Alıştırmalar:
1. Fiziğin krizi üzerine metinde "Son 25 yıl boyunca, malzemelerin" sözlerinden başlayıp aşağıya doğru "başarısız olduk demişti." sözlerine kadar uzanan her şeyi harfi harfine geri verin.
2. Fiziğin krizi üzerine metni, son cümlesinin ardından devam ettirin.

FİZİĞİN KRİZİ – LEE SMOLIN
(Siz
değerli okuyucularım için Lee Smolin’in kitabından hazırladığım özeti
sunuyorum)
Doç.Dr.Çetin
ERTEK
Elinizdeki kitabın temel fikri, deneysel
desteği olmamasına rağmen baskın hale gelmiş bir araştırma programının kuramsal
fiziğin temel ilkeleri üzerine yoğunlaşan kısmının ilerlemesini yavaşlatmış ve
kitabın sloganını kullanırsak krize sokmuş olduğu iddiasıdır. Smolin bir bütün
olarak bilim camiası için yazıyor ve bunun bir sosyolojisi olduğunu ifade etse
de bu sosyolojinin coğrafi ayrımlarına değinmiyor. Bir hiyerarşiden bahsediyor,
ama hiyerarşilerin de yine çoğunlukla coğrafi bir iç hiyerarşisi olduğunu
irdelemiyor.(Sayfa 8 ve 9)
Son 25 yıl boyunca, malzemelerin
özellikleri, moleküler fiziğin biyolojinin temelleri üzerindeki etkisi, engin
yıldız kümelerinin dinamiği üzerine yapılan bulgular çok önemlidir. Ama doğanın
temel yasaları üzerine gözle görülür yol katedemedik. Neden birdenbire fiziğin
başı derde girdi? Mark Wise, standart model ötesi fizik üzerine çalışan
kuramcıların önde gelenlerindendir. Perimeter Teorik Fizik Enstitüsünde,
Ontario’da, temel parçacıkların kütlesinin kökeni üzerine yaptığı konuşmada:
“Bu problemi çözmekte dikkate değer şekilde başarısız olduk demişti.
İlave ediyor, John Preskill’le Caltech’te konuşurlarken fermion kütlesi
hakkında konuşma yapsam 1980’lerde söyleyeceklerimi tekrar ederdim” diyor.
Parçacık fiziği dünyasında, Technicolor’ı, preon modellerini ve süpersimetriyi,
uzay zaman konusunda da twistor kuramı, nedensel kümeler, süper kütle çekim,
dinamik üçgenlemeler ve ilmik kuantum kütle çekim yaklaşımlarını sayabiliriz.
Diğerlerinden daha çok ilgi çekmiş sicim kuramı (string theory) var. Hem kütle
çekimi hem de temel parçacıkları kapsadığını
iddia ediyor. Uzayın daha görülmemiş boyutları olduğunu ve bildiğimizden
çok daha parçacık tipinin varlığını öne sürüyor. Aynı zamanda, bütün temel
parçacıkların, basit ve güzel yasalara uyan tek bir varlığın, sicimin, değişik
titreşimleri olduğunu öneriyor. Kendini bütün parçacıkları ve bütün kuvvetleri
birleştiren bir kuram olarak ortaya koyuyor. Son 20 yılda bunca gayretlere
rağmen kuramın doğru olup olmadığını bilmiyoruz. (Titreşim bir parçacık
olabilir mi?) Sicim kuramının neredeyse sonsuz sayıda değişik çeşidi vardır.

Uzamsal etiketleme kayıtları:
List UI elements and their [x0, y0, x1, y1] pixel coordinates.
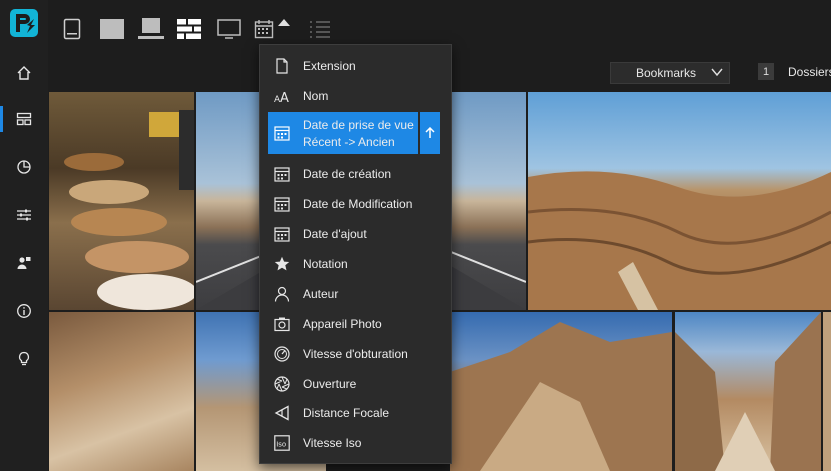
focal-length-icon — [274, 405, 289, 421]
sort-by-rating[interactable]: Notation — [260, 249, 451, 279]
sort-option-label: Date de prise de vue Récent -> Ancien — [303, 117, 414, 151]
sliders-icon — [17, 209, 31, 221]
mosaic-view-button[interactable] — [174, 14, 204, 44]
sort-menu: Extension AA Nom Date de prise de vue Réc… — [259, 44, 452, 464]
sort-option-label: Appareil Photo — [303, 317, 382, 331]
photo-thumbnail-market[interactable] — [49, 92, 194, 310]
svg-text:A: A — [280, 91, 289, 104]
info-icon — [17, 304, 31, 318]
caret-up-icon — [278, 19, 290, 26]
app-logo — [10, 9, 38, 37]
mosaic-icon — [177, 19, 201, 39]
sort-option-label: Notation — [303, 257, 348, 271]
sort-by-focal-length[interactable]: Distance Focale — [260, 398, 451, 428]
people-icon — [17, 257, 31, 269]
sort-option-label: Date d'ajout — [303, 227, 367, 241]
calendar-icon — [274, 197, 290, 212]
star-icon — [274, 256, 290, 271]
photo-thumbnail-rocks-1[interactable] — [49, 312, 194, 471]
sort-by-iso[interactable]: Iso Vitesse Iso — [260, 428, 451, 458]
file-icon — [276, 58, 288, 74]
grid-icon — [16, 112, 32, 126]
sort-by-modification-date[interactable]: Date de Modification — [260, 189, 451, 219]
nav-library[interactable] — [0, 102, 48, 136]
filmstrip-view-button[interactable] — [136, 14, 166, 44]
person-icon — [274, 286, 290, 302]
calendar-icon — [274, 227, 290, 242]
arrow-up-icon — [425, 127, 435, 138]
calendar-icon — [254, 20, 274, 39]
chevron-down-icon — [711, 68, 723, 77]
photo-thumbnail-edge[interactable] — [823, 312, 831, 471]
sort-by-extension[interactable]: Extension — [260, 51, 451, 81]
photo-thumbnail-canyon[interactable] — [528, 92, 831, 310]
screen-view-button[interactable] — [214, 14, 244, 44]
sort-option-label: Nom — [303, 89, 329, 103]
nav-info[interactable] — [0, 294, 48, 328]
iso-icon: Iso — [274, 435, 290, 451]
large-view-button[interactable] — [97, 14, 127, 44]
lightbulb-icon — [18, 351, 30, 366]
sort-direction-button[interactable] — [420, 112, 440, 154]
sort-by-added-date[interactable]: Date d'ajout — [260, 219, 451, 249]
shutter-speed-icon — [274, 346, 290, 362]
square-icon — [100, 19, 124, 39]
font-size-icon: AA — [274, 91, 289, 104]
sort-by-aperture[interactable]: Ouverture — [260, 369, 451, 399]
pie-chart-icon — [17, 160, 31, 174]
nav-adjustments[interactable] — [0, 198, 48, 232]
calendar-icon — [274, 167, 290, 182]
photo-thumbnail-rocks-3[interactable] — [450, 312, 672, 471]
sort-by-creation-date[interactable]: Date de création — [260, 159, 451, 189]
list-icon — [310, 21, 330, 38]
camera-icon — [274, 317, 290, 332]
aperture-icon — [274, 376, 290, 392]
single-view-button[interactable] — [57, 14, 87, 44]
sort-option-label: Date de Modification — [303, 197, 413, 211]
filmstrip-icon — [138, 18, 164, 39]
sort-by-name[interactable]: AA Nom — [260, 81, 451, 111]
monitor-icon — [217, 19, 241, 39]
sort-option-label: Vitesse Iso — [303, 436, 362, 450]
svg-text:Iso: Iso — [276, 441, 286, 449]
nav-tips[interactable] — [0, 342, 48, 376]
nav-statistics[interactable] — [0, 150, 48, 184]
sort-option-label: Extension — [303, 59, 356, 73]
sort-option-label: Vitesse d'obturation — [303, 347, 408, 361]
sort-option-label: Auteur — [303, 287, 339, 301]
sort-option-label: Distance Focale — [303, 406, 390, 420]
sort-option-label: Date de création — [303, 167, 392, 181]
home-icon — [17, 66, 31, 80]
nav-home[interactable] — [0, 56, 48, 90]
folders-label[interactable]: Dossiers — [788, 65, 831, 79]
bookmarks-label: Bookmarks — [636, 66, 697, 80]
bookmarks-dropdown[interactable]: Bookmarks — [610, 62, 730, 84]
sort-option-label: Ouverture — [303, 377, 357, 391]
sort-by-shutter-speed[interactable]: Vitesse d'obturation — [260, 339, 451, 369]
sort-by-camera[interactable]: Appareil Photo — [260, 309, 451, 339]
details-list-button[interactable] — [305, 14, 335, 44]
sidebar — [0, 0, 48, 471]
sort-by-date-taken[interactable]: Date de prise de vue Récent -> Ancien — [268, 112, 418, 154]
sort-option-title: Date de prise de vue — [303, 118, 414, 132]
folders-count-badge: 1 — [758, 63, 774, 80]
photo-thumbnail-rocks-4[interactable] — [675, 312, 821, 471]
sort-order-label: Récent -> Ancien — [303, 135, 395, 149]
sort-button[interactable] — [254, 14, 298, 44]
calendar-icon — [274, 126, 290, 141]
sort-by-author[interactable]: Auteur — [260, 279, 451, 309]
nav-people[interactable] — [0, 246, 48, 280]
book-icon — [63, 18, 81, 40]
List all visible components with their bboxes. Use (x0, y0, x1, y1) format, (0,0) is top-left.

* * *

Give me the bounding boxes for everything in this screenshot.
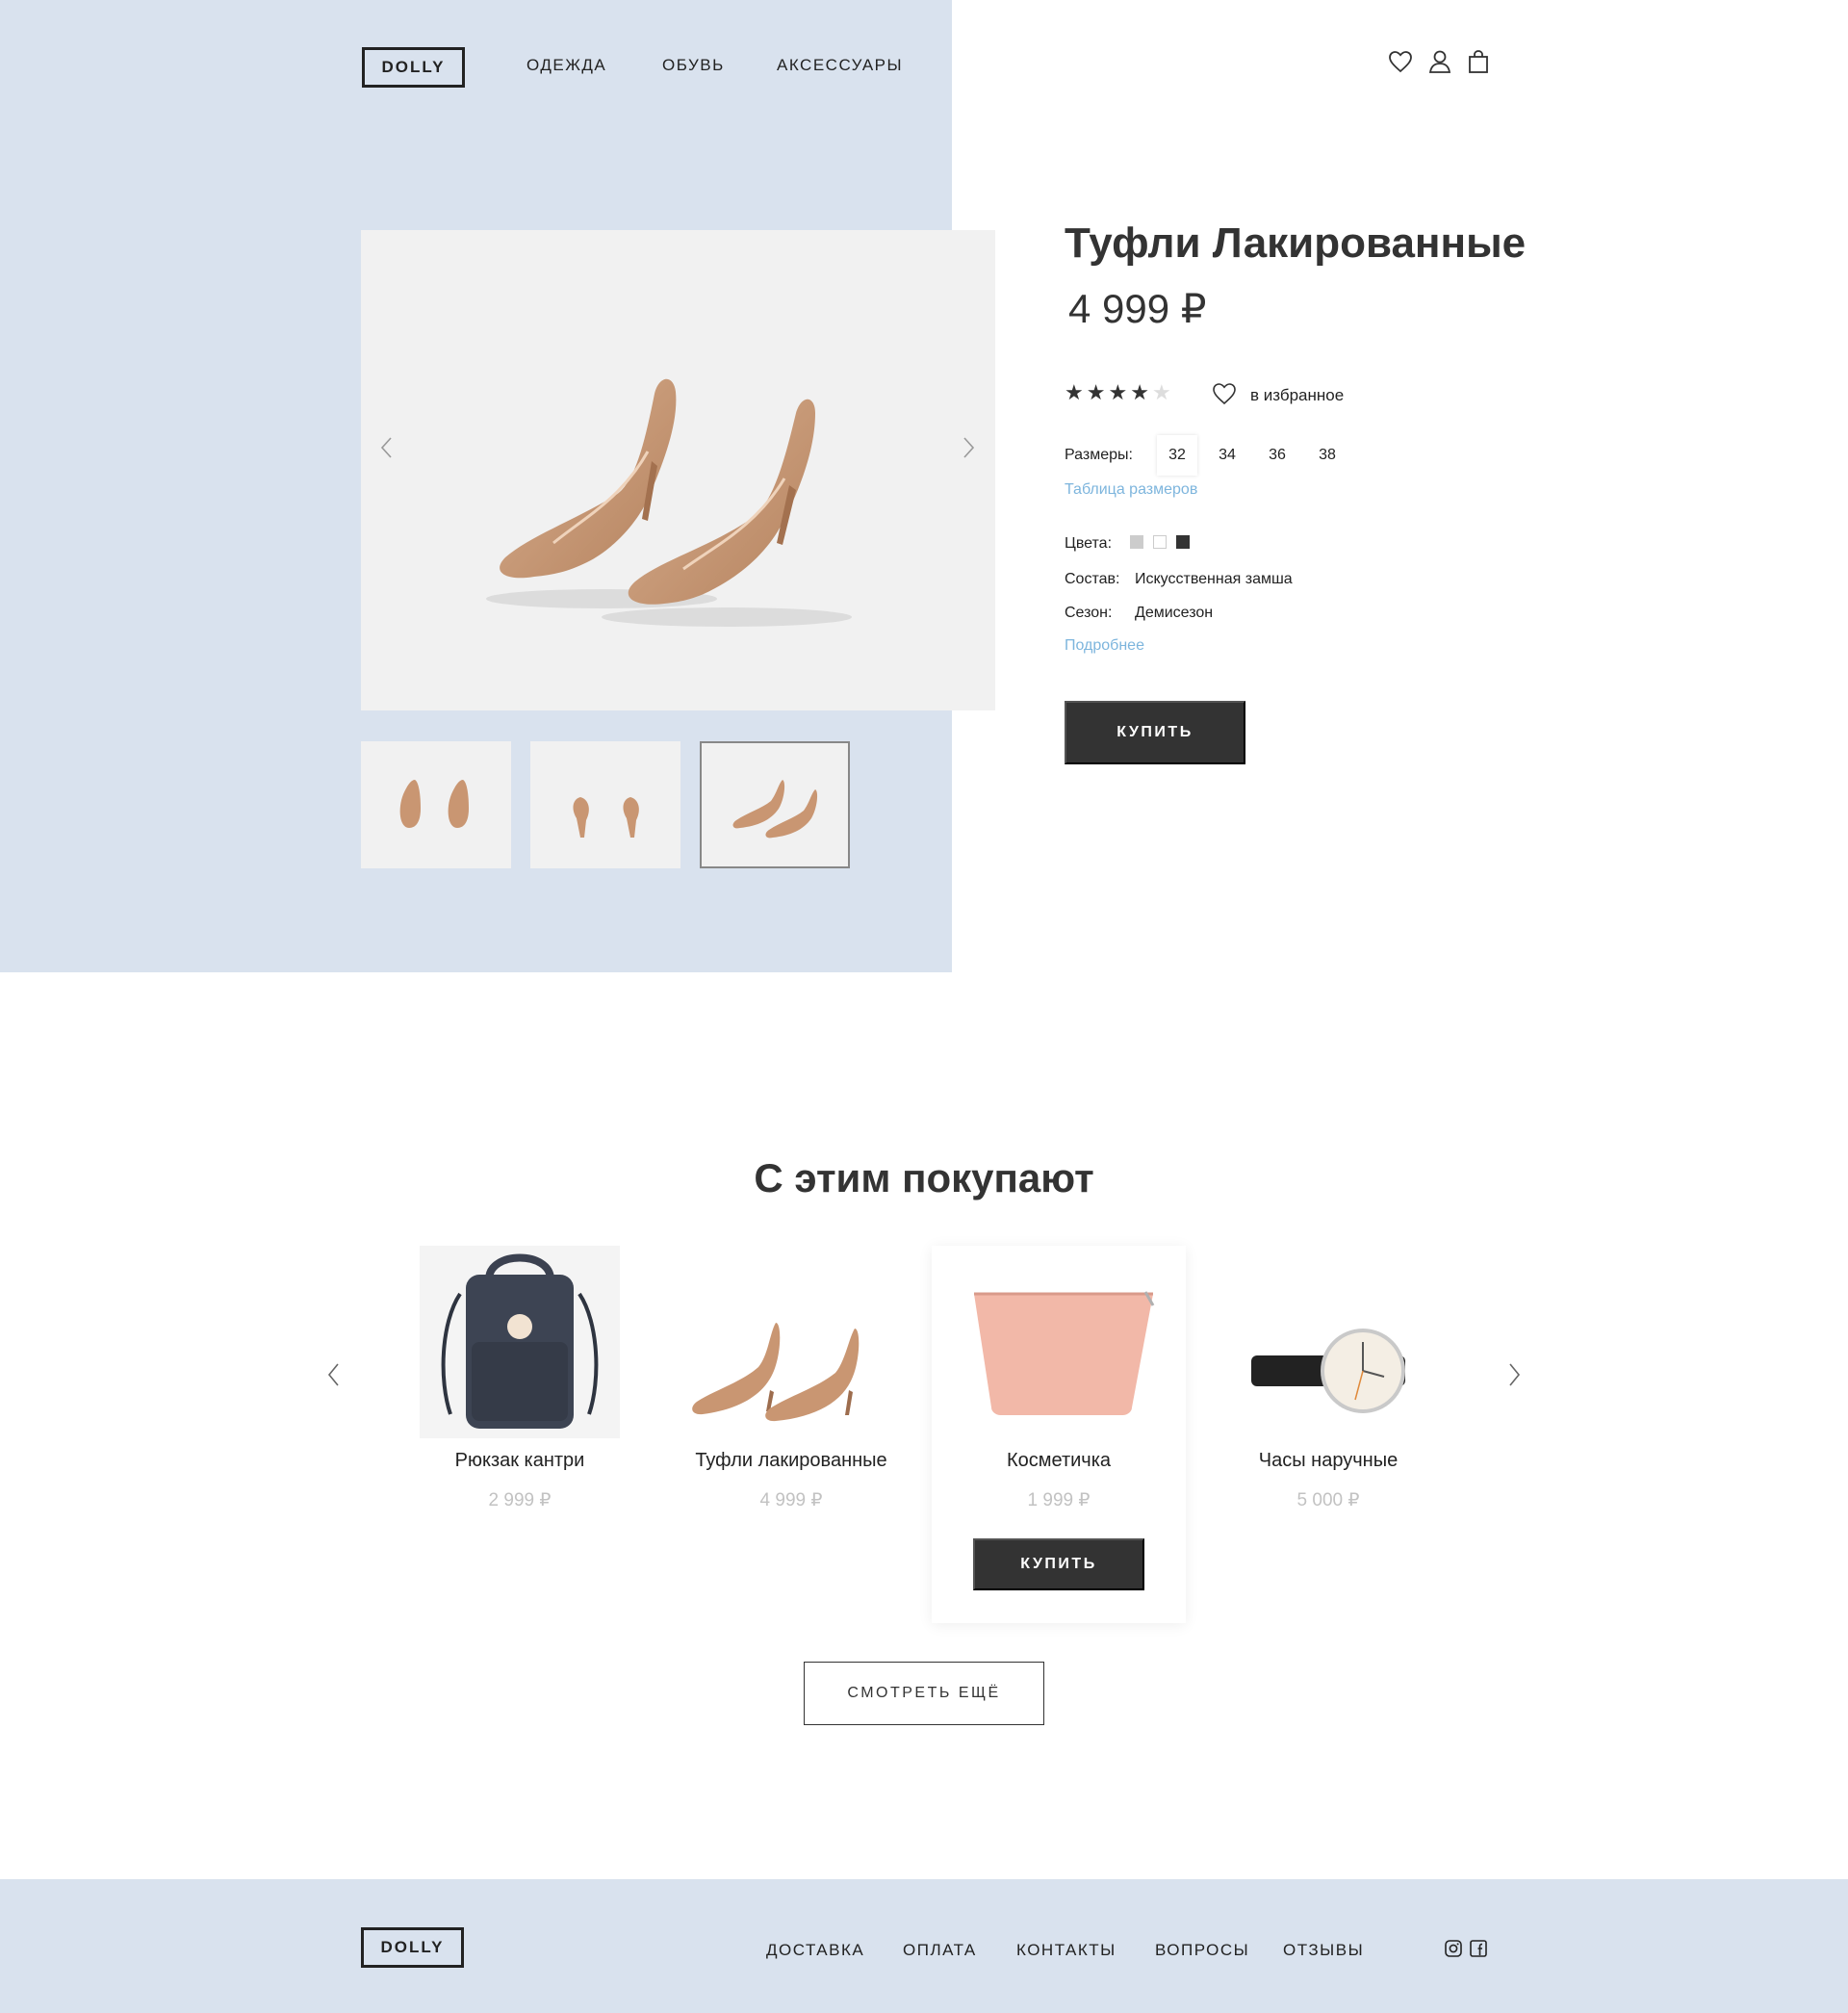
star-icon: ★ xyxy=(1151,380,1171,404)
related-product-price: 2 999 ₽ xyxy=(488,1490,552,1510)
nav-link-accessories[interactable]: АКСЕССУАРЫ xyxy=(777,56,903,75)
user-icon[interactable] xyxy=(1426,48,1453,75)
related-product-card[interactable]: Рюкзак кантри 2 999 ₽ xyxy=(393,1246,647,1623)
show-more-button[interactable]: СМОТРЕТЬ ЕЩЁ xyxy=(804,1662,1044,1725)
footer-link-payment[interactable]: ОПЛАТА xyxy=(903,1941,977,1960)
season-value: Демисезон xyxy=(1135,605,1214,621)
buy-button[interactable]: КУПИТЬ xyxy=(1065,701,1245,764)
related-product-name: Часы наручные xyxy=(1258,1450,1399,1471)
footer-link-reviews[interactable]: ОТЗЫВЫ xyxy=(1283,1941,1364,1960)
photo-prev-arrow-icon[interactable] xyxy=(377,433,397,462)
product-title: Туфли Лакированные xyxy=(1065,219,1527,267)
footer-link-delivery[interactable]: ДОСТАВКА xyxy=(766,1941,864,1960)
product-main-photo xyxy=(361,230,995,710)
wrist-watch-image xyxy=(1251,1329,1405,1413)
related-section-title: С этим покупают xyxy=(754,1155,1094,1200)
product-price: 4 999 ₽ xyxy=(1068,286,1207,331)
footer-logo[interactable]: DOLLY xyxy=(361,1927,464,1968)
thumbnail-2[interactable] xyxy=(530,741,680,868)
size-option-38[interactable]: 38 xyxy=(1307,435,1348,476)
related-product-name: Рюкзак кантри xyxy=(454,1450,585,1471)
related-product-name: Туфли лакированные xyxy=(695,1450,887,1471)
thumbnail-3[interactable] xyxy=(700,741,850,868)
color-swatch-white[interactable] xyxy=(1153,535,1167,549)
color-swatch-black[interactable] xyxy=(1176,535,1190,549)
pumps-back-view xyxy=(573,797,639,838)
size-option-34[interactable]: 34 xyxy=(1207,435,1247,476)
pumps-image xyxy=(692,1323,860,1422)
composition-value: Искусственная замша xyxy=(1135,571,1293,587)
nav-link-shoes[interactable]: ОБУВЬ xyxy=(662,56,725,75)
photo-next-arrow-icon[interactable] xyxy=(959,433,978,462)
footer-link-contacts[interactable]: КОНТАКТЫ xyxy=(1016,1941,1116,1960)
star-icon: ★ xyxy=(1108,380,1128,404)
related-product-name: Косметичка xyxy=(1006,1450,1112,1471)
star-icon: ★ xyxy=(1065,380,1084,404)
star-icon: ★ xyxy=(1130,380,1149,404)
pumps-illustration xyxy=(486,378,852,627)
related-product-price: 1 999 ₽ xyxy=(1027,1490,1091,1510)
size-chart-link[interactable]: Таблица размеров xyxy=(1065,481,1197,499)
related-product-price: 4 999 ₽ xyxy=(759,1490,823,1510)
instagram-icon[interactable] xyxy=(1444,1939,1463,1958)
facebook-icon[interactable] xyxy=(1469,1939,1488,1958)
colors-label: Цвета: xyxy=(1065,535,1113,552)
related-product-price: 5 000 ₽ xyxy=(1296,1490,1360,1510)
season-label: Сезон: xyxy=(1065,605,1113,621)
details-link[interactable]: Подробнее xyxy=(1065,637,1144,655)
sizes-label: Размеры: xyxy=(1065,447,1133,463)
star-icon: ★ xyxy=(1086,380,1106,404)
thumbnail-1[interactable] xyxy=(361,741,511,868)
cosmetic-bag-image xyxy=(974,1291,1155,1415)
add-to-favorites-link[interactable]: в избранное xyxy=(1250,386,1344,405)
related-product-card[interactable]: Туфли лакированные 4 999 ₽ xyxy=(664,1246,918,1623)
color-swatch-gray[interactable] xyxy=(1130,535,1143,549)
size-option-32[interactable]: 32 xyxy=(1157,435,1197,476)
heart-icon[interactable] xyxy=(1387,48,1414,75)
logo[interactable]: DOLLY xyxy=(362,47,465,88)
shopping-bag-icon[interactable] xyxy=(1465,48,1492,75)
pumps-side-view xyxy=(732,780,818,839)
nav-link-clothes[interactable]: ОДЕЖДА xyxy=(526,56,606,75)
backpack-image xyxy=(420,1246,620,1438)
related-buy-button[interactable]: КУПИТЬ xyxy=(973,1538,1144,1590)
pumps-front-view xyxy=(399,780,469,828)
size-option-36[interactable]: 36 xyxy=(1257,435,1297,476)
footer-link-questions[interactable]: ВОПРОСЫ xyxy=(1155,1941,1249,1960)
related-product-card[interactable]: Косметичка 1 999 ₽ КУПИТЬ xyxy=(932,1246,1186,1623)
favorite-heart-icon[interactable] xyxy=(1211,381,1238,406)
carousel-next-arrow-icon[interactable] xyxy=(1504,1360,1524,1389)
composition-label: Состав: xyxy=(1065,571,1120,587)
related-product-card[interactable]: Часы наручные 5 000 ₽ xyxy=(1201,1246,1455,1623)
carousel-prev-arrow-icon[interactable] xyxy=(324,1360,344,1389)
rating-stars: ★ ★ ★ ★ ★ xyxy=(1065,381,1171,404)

Sırasıyla Cevaplar:
1.
Son 25 yıl boyunca, malzemelerin
özellikleri, moleküler fiziğin biyolojinin temelleri üzerindeki etkisi, engin
yıldız kümelerinin dinamiği üzerine yapılan bulgular çok önemlidir. Ama doğanın
temel yasaları üzerine gözle görülür yol katedemedik. Neden birdenbire fiziğin
başı derde girdi? Mark Wise, standart model ötesi fizik üzerine çalışan
kuramcıların önde gelenlerindendir. Perimeter Teorik Fizik Enstitüsünde,
Ontario’da, temel parçacıkların kütlesinin kökeni üzerine yaptığı konuşmada:
“Bu problemi çözmekte dikkate değer şekilde başarısız olduk demişti.

2.
Evrenin genişlemesini, ivmelenmesini gözönüne alarak kısıtlarsak 10500
(evrendeki bütün atomların sayısından fazla) kuram kalıyor. Anladığımız az
sayıdaki sicim kuramlarının herbiri şu andaki deneysel verilerle, genelde en az
iki şekilde uyumsuz.
Yani bir çatışma ile karşı karşıyayız. Bu
kuramın temel prensiplerini bilmiyoruz. Ne tür bir matematiksel dille ifade
bulacağını bilmiyoruz.
Sicim kuramcısı Brian Greene son kitabı
“Evrenin Dokusu”nda “birçok sicim kuramcısı bugün, yani ilk öne sürülmesinden
otuz yıl sonra, sicim kuramı nedir? gibi basit bir soruya anlaşılır bir
cevabımız olmadığına inanıyor.” Aslında elimizde fazladan boyutların varlığı
hakkında ne kuramsal ne de deneysel bir delil var. Bazı uzmanlar kesin olarak
ne olduğunu bilmedikleri sicim kuramının bir alternatifi olmadığı hakkında
nasıl emin olabiliyorlar?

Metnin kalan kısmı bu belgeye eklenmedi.